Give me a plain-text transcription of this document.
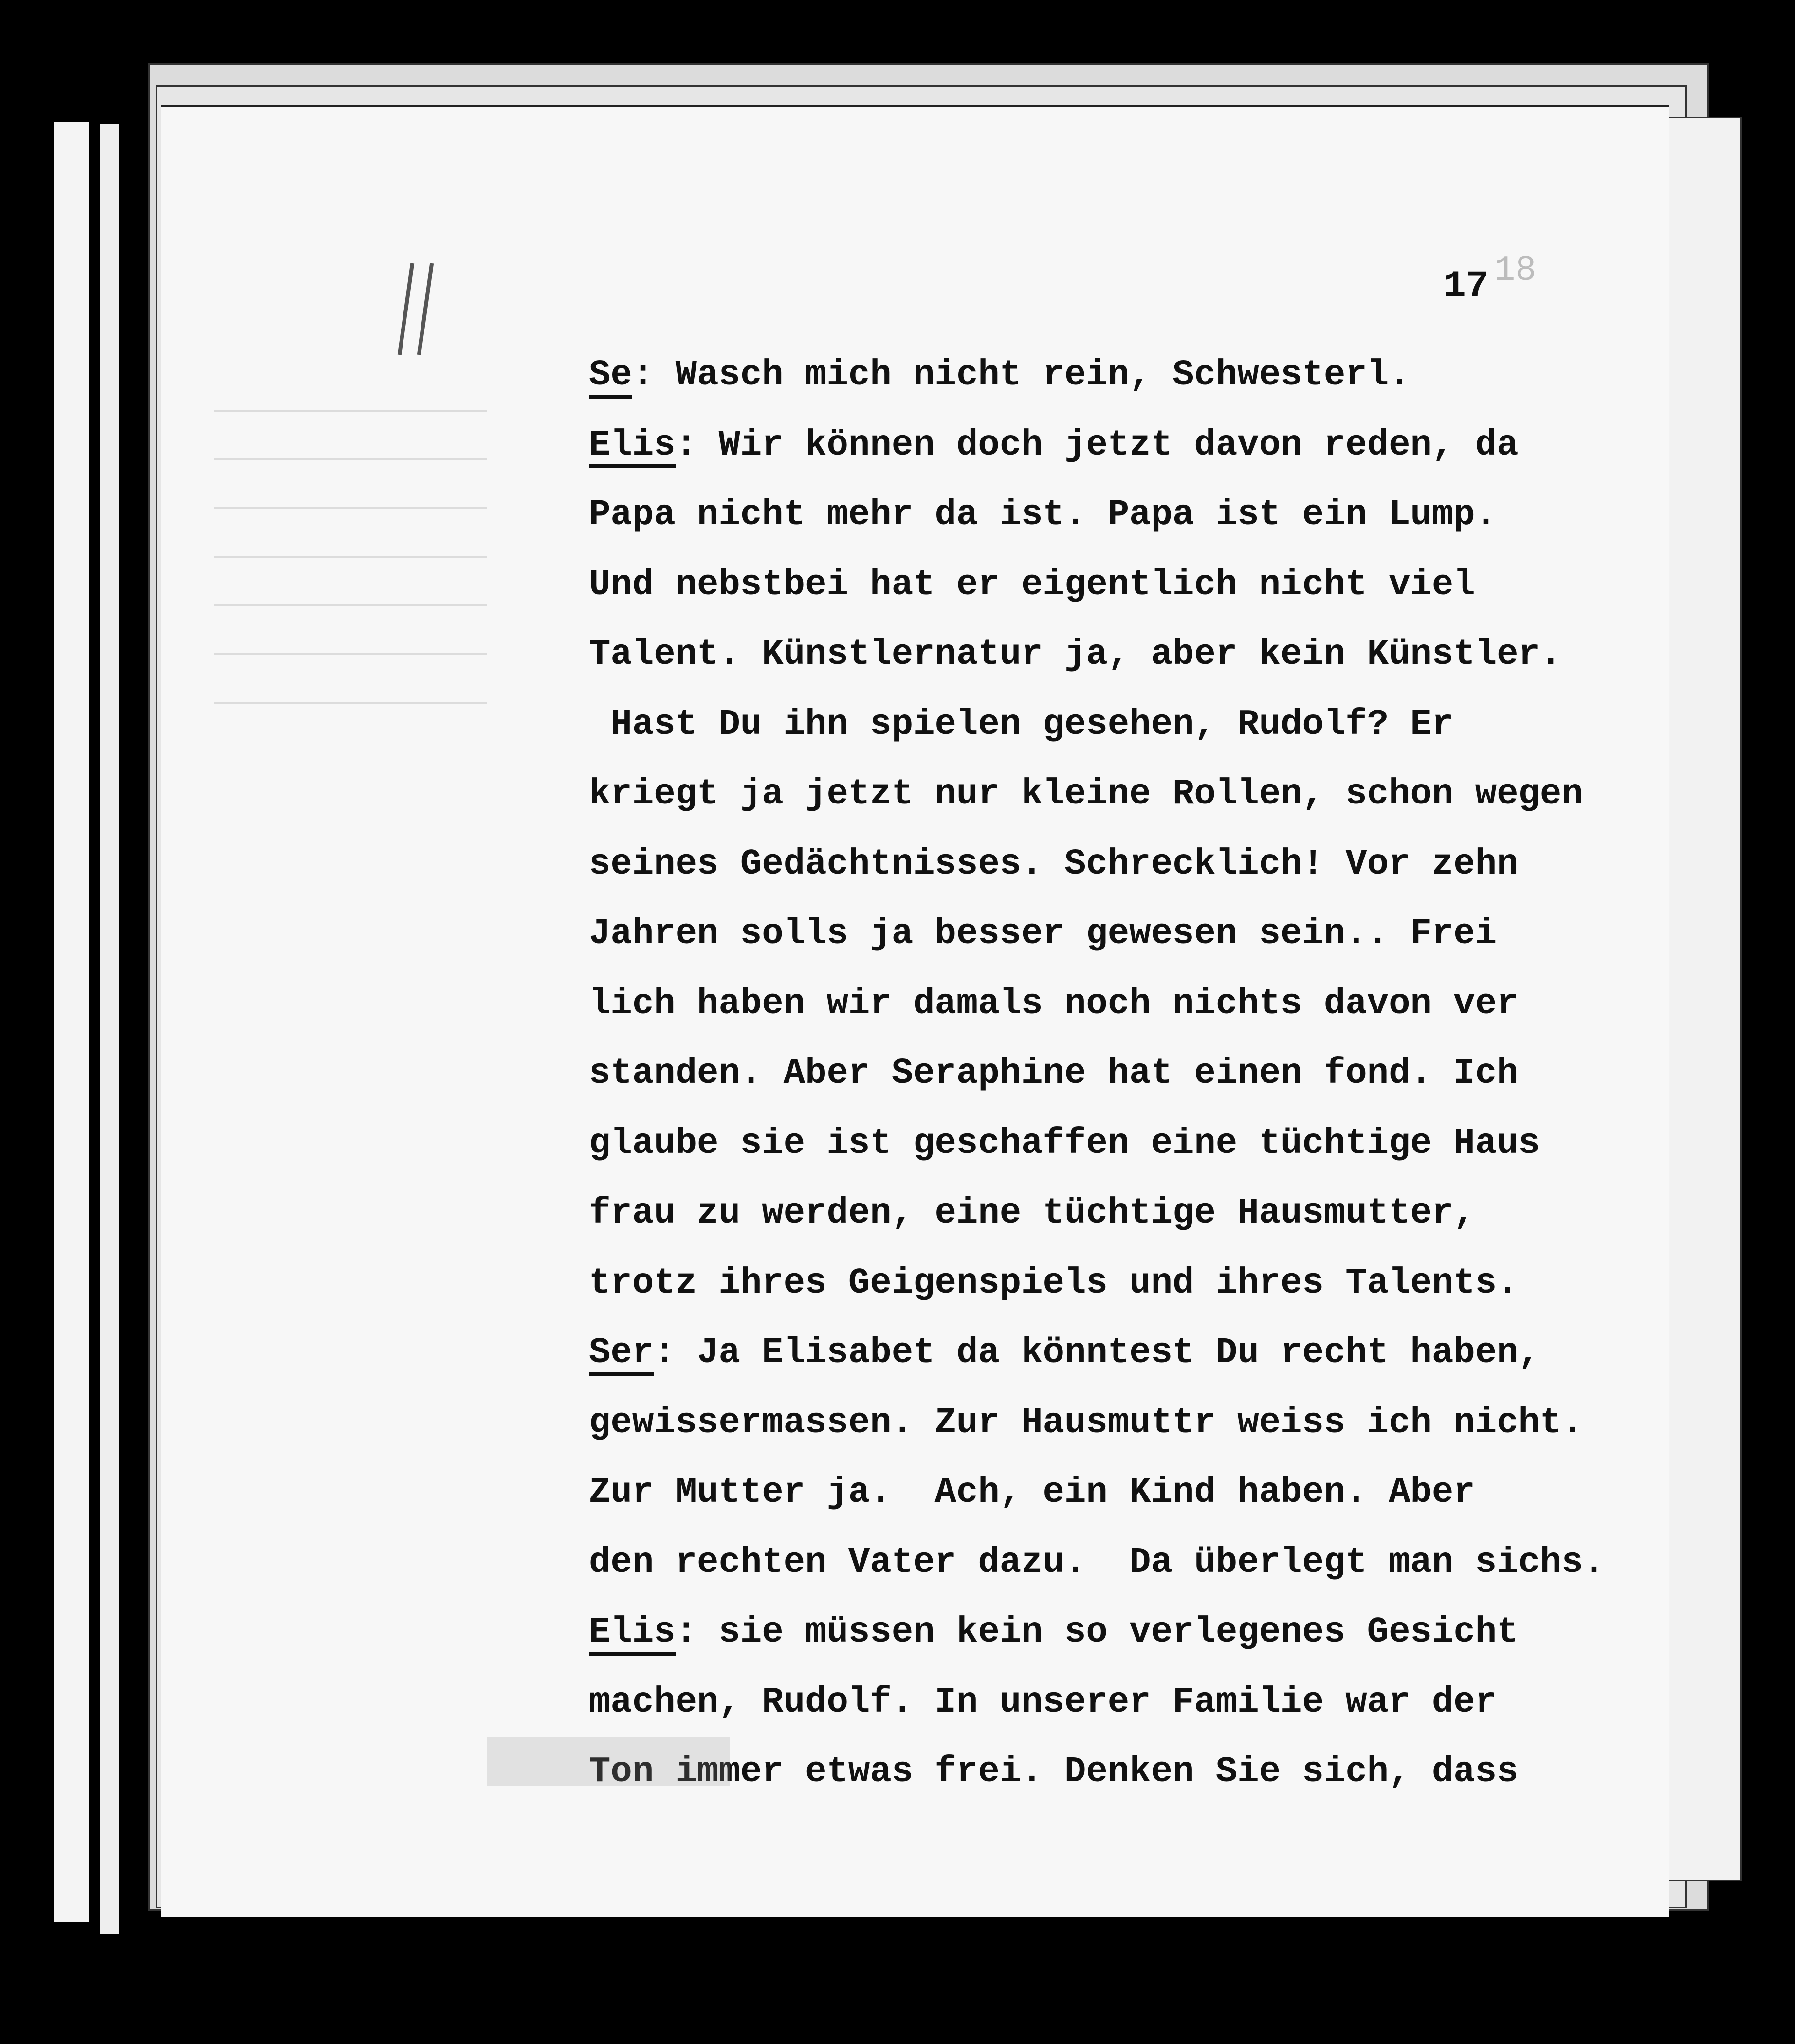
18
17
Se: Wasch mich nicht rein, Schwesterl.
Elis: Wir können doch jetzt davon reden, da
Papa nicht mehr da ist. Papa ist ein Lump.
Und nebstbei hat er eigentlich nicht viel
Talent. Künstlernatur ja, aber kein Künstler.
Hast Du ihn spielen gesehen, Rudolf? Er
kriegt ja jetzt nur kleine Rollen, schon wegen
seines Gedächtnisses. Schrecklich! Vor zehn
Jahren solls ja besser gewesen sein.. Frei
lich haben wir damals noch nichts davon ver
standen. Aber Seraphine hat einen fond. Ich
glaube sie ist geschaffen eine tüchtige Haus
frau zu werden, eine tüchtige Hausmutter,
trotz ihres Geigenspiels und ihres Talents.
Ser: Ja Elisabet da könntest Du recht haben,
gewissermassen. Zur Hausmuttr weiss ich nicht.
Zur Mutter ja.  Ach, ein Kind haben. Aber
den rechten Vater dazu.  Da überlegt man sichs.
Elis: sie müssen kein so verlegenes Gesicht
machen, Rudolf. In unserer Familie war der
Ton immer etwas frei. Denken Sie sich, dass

☆ ☆ ☆ ☆

Task to complete >> Set the listing above down again exactly, leaving pictures out.

Response >>
Give me a plain-text transcription of this document.
18
17
Se: Wasch mich nicht rein, Schwesterl.
Elis: Wir können doch jetzt davon reden, da
Papa nicht mehr da ist. Papa ist ein Lump.
Und nebstbei hat er eigentlich nicht viel
Talent. Künstlernatur ja, aber kein Künstler.
Hast Du ihn spielen gesehen, Rudolf? Er
kriegt ja jetzt nur kleine Rollen, schon wegen
seines Gedächtnisses. Schrecklich! Vor zehn
Jahren solls ja besser gewesen sein.. Frei
lich haben wir damals noch nichts davon ver
standen. Aber Seraphine hat einen fond. Ich
glaube sie ist geschaffen eine tüchtige Haus
frau zu werden, eine tüchtige Hausmutter,
trotz ihres Geigenspiels und ihres Talents.
Ser: Ja Elisabet da könntest Du recht haben,
gewissermassen. Zur Hausmuttr weiss ich nicht.
Zur Mutter ja.  Ach, ein Kind haben. Aber
den rechten Vater dazu.  Da überlegt man sichs.
Elis: sie müssen kein so verlegenes Gesicht
machen, Rudolf. In unserer Familie war der
Ton immer etwas frei. Denken Sie sich, dass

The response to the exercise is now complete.